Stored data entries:
==================================================
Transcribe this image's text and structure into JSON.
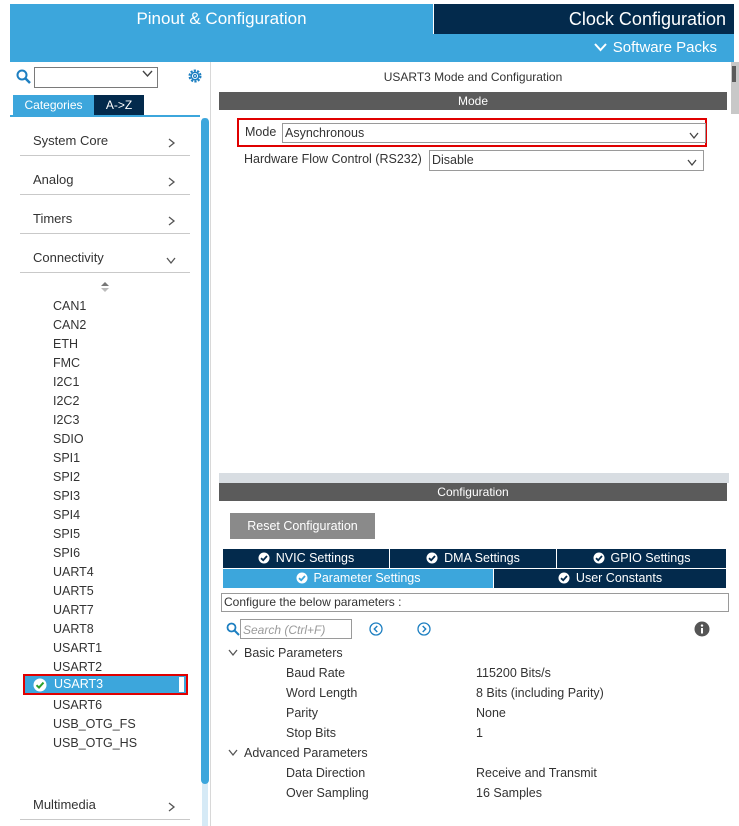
{
  "header": {
    "pinout_title": "Pinout & Configuration",
    "clock_title": "Clock Configuration",
    "software_packs": "Software Packs"
  },
  "sidebar": {
    "tabs": {
      "categories": "Categories",
      "az": "A->Z"
    },
    "categories": [
      "System Core",
      "Analog",
      "Timers",
      "Connectivity"
    ],
    "bottom_category": "Multimedia",
    "peripherals": [
      "CAN1",
      "CAN2",
      "ETH",
      "FMC",
      "I2C1",
      "I2C2",
      "I2C3",
      "SDIO",
      "SPI1",
      "SPI2",
      "SPI3",
      "SPI4",
      "SPI5",
      "SPI6",
      "UART4",
      "UART5",
      "UART7",
      "UART8",
      "USART1",
      "USART2"
    ],
    "selected_peripheral": "USART3",
    "peripherals_after": [
      "USART6",
      "USB_OTG_FS",
      "USB_OTG_HS"
    ]
  },
  "mode_panel": {
    "title": "USART3 Mode and Configuration",
    "header": "Mode",
    "mode_label": "Mode",
    "mode_value": "Asynchronous",
    "hfc_label": "Hardware Flow Control (RS232)",
    "hfc_value": "Disable"
  },
  "config_panel": {
    "header": "Configuration",
    "reset_button": "Reset Configuration",
    "tabs": {
      "nvic": "NVIC Settings",
      "dma": "DMA Settings",
      "gpio": "GPIO Settings",
      "parameter": "Parameter Settings",
      "user_constants": "User Constants"
    },
    "configure_text": "Configure the below parameters :",
    "search_placeholder": "Search (Ctrl+F)",
    "basic_group": "Basic Parameters",
    "basic_params": [
      {
        "name": "Baud Rate",
        "value": "115200 Bits/s"
      },
      {
        "name": "Word Length",
        "value": "8 Bits (including Parity)"
      },
      {
        "name": "Parity",
        "value": "None"
      },
      {
        "name": "Stop Bits",
        "value": "1"
      }
    ],
    "advanced_group": "Advanced Parameters",
    "advanced_params": [
      {
        "name": "Data Direction",
        "value": "Receive and Transmit"
      },
      {
        "name": "Over Sampling",
        "value": "16 Samples"
      }
    ]
  },
  "colors": {
    "accent_blue": "#3ca6dc",
    "dark_navy": "#032a4c",
    "section_gray": "#5b5b5b",
    "highlight_red": "#e00000"
  }
}
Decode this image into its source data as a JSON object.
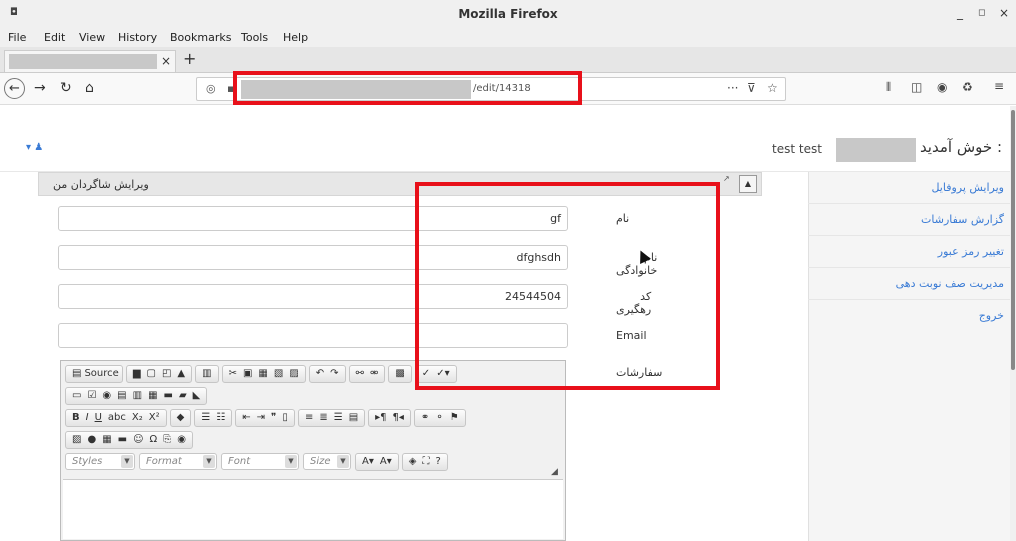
{
  "window": {
    "title": "Mozilla Firefox",
    "icon": "firefox-icon",
    "minimize": "_",
    "maximize": "◻",
    "close": "×"
  },
  "menu": [
    "File",
    "Edit",
    "View",
    "History",
    "Bookmarks",
    "Tools",
    "Help"
  ],
  "tab": {
    "close": "×",
    "new": "+"
  },
  "nav": {
    "url_visible": "/edit/14318",
    "more": "···"
  },
  "page": {
    "welcome": "خوش آمدید :",
    "user_name": "test test",
    "panel_title": "ویرایش شاگردان من"
  },
  "sidebar": {
    "items": [
      "ویرایش پروفایل",
      "گزارش سفارشات",
      "تغییر رمز عبور",
      "مدیریت صف نوبت دهی",
      "خروج"
    ]
  },
  "form": {
    "fields": [
      {
        "label": "نام",
        "value": "gf"
      },
      {
        "label": "نام خانوادگی",
        "value": "dfghsdh"
      },
      {
        "label": "کد رهگیری",
        "value": "24544504"
      },
      {
        "label": "Email",
        "value": ""
      },
      {
        "label": "سفارشات",
        "value": ""
      }
    ]
  },
  "editor": {
    "source": "Source",
    "combos": [
      "Styles",
      "Format",
      "Font",
      "Size"
    ]
  },
  "colors": {
    "highlight": "#e8101a",
    "link": "#3a7bd5"
  }
}
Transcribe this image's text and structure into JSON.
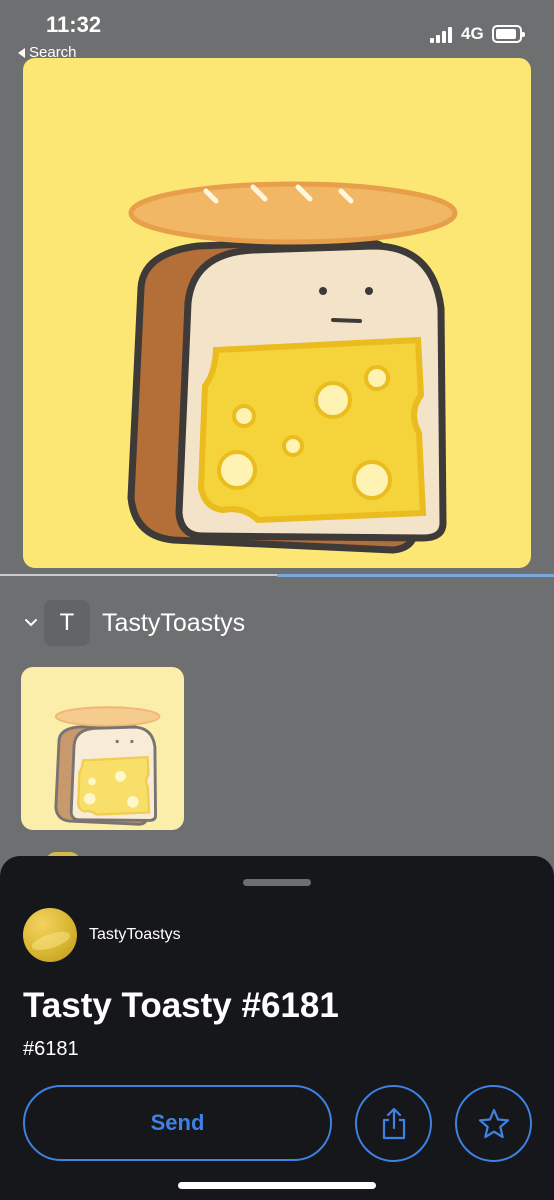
{
  "status_bar": {
    "time": "11:32",
    "back_label": "Search",
    "network": "4G"
  },
  "hero": {
    "background_color": "#fde774",
    "image": "bread-loaf-with-cheese-and-baguette-illustration"
  },
  "collection": {
    "avatar_letter": "T",
    "name": "TastyToastys",
    "chevron": "chevron-down-icon"
  },
  "sheet": {
    "creator_name": "TastyToastys",
    "title": "Tasty Toasty #6181",
    "subtitle": "#6181",
    "send_label": "Send",
    "share_icon": "share-icon",
    "favorite_icon": "star-icon"
  },
  "colors": {
    "accent": "#3f82e4",
    "sheet_background": "#16171a",
    "page_background": "#6e6f70"
  }
}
==================================================
§ **What to work on**
Each line of the data should be quoted exactly, with pictures left out.

§ **Response to the task**
Transcribe this image's text and structure into JSON.
{
  "header": {
    "pinout_title": "Pinout & Configuration",
    "clock_title": "Clock Configuration",
    "software_packs": "Software Packs"
  },
  "sidebar": {
    "tabs": {
      "categories": "Categories",
      "az": "A->Z"
    },
    "categories": [
      "System Core",
      "Analog",
      "Timers",
      "Connectivity"
    ],
    "bottom_category": "Multimedia",
    "peripherals": [
      "CAN1",
      "CAN2",
      "ETH",
      "FMC",
      "I2C1",
      "I2C2",
      "I2C3",
      "SDIO",
      "SPI1",
      "SPI2",
      "SPI3",
      "SPI4",
      "SPI5",
      "SPI6",
      "UART4",
      "UART5",
      "UART7",
      "UART8",
      "USART1",
      "USART2"
    ],
    "selected_peripheral": "USART3",
    "peripherals_after": [
      "USART6",
      "USB_OTG_FS",
      "USB_OTG_HS"
    ]
  },
  "mode_panel": {
    "title": "USART3 Mode and Configuration",
    "header": "Mode",
    "mode_label": "Mode",
    "mode_value": "Asynchronous",
    "hfc_label": "Hardware Flow Control (RS232)",
    "hfc_value": "Disable"
  },
  "config_panel": {
    "header": "Configuration",
    "reset_button": "Reset Configuration",
    "tabs": {
      "nvic": "NVIC Settings",
      "dma": "DMA Settings",
      "gpio": "GPIO Settings",
      "parameter": "Parameter Settings",
      "user_constants": "User Constants"
    },
    "configure_text": "Configure the below parameters :",
    "search_placeholder": "Search (Ctrl+F)",
    "basic_group": "Basic Parameters",
    "basic_params": [
      {
        "name": "Baud Rate",
        "value": "115200 Bits/s"
      },
      {
        "name": "Word Length",
        "value": "8 Bits (including Parity)"
      },
      {
        "name": "Parity",
        "value": "None"
      },
      {
        "name": "Stop Bits",
        "value": "1"
      }
    ],
    "advanced_group": "Advanced Parameters",
    "advanced_params": [
      {
        "name": "Data Direction",
        "value": "Receive and Transmit"
      },
      {
        "name": "Over Sampling",
        "value": "16 Samples"
      }
    ]
  },
  "colors": {
    "accent_blue": "#3ca6dc",
    "dark_navy": "#032a4c",
    "section_gray": "#5b5b5b",
    "highlight_red": "#e00000"
  }
}
Decode this image into its source data as a JSON object.
{
  "window": {
    "title": "Mozilla Firefox",
    "icon": "firefox-icon",
    "minimize": "_",
    "maximize": "◻",
    "close": "×"
  },
  "menu": [
    "File",
    "Edit",
    "View",
    "History",
    "Bookmarks",
    "Tools",
    "Help"
  ],
  "tab": {
    "close": "×",
    "new": "+"
  },
  "nav": {
    "url_visible": "/edit/14318",
    "more": "···"
  },
  "page": {
    "welcome": "خوش آمدید :",
    "user_name": "test test",
    "panel_title": "ویرایش شاگردان من"
  },
  "sidebar": {
    "items": [
      "ویرایش پروفایل",
      "گزارش سفارشات",
      "تغییر رمز عبور",
      "مدیریت صف نوبت دهی",
      "خروج"
    ]
  },
  "form": {
    "fields": [
      {
        "label": "نام",
        "value": "gf"
      },
      {
        "label": "نام خانوادگی",
        "value": "dfghsdh"
      },
      {
        "label": "کد رهگیری",
        "value": "24544504"
      },
      {
        "label": "Email",
        "value": ""
      },
      {
        "label": "سفارشات",
        "value": ""
      }
    ]
  },
  "editor": {
    "source": "Source",
    "combos": [
      "Styles",
      "Format",
      "Font",
      "Size"
    ]
  },
  "colors": {
    "highlight": "#e8101a",
    "link": "#3a7bd5"
  }
}
Transcribe this image's text and structure into JSON.
{
  "status_bar": {
    "time": "11:32",
    "back_label": "Search",
    "network": "4G"
  },
  "hero": {
    "background_color": "#fde774",
    "image": "bread-loaf-with-cheese-and-baguette-illustration"
  },
  "collection": {
    "avatar_letter": "T",
    "name": "TastyToastys",
    "chevron": "chevron-down-icon"
  },
  "sheet": {
    "creator_name": "TastyToastys",
    "title": "Tasty Toasty #6181",
    "subtitle": "#6181",
    "send_label": "Send",
    "share_icon": "share-icon",
    "favorite_icon": "star-icon"
  },
  "colors": {
    "accent": "#3f82e4",
    "sheet_background": "#16171a",
    "page_background": "#6e6f70"
  }
}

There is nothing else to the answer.